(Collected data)

<<<<

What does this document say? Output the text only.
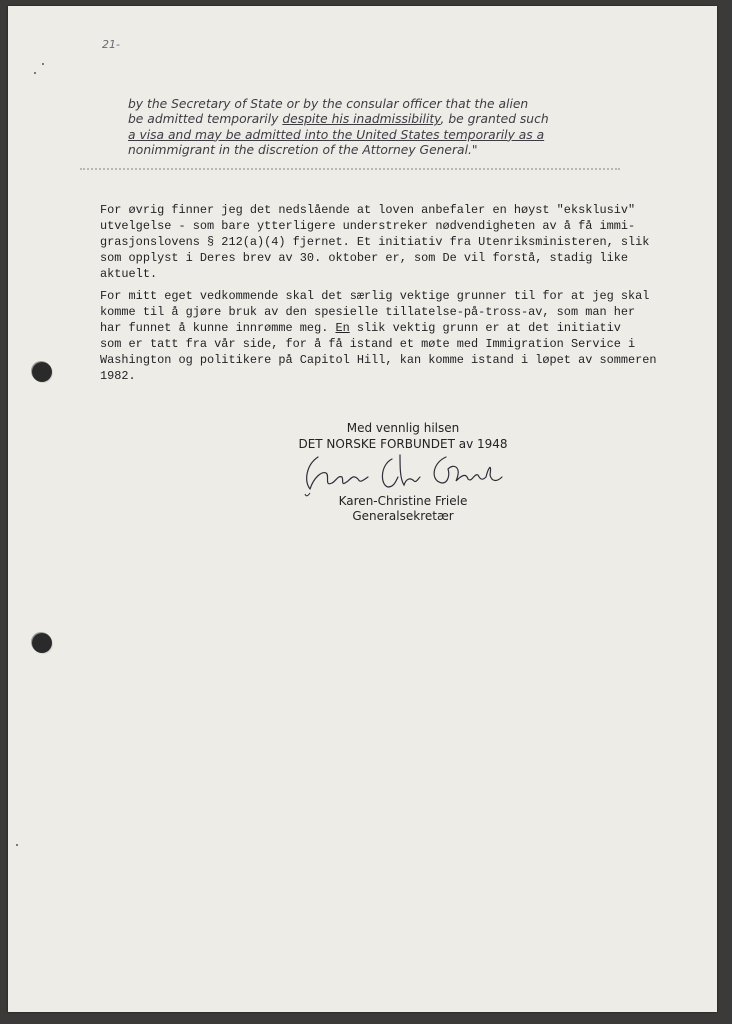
21-
by the Secretary of State or by the consular officer that the alien
be admitted temporarily despite his inadmissibility, be granted such
a visa and may be admitted into the United States temporarily as a
nonimmigrant in the discretion of the Attorney General."
For øvrig finner jeg det nedslående at loven anbefaler en høyst "eksklusiv"
utvelgelse - som bare ytterligere understreker nødvendigheten av å få immi-
grasjonslovens § 212(a)(4) fjernet. Et initiativ fra Utenriksministeren, slik
som opplyst i Deres brev av 30. oktober er, som De vil forstå, stadig like
aktuelt.
For mitt eget vedkommende skal det særlig vektige grunner til for at jeg skal
komme til å gjøre bruk av den spesielle tillatelse-på-tross-av, som man her
har funnet å kunne innrømme meg. En slik vektig grunn er at det initiativ
som er tatt fra vår side, for å få istand et møte med Immigration Service i
Washington og politikere på Capitol Hill, kan komme istand i løpet av sommeren
1982.
Med vennlig hilsen
DET NORSKE FORBUNDET av 1948
Karen-Christine Friele
Generalsekretær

>>>>

Above are records to transcribe exactly; leave their pictures out.

- **Answer to the problem**:
What does this document say? Output the text only.
21-
by the Secretary of State or by the consular officer that the alien
be admitted temporarily despite his inadmissibility, be granted such
a visa and may be admitted into the United States temporarily as a
nonimmigrant in the discretion of the Attorney General."
For øvrig finner jeg det nedslående at loven anbefaler en høyst "eksklusiv"
utvelgelse - som bare ytterligere understreker nødvendigheten av å få immi-
grasjonslovens § 212(a)(4) fjernet. Et initiativ fra Utenriksministeren, slik
som opplyst i Deres brev av 30. oktober er, som De vil forstå, stadig like
aktuelt.
For mitt eget vedkommende skal det særlig vektige grunner til for at jeg skal
komme til å gjøre bruk av den spesielle tillatelse-på-tross-av, som man her
har funnet å kunne innrømme meg. En slik vektig grunn er at det initiativ
som er tatt fra vår side, for å få istand et møte med Immigration Service i
Washington og politikere på Capitol Hill, kan komme istand i løpet av sommeren
1982.
Med vennlig hilsen
DET NORSKE FORBUNDET av 1948
Karen-Christine Friele
Generalsekretær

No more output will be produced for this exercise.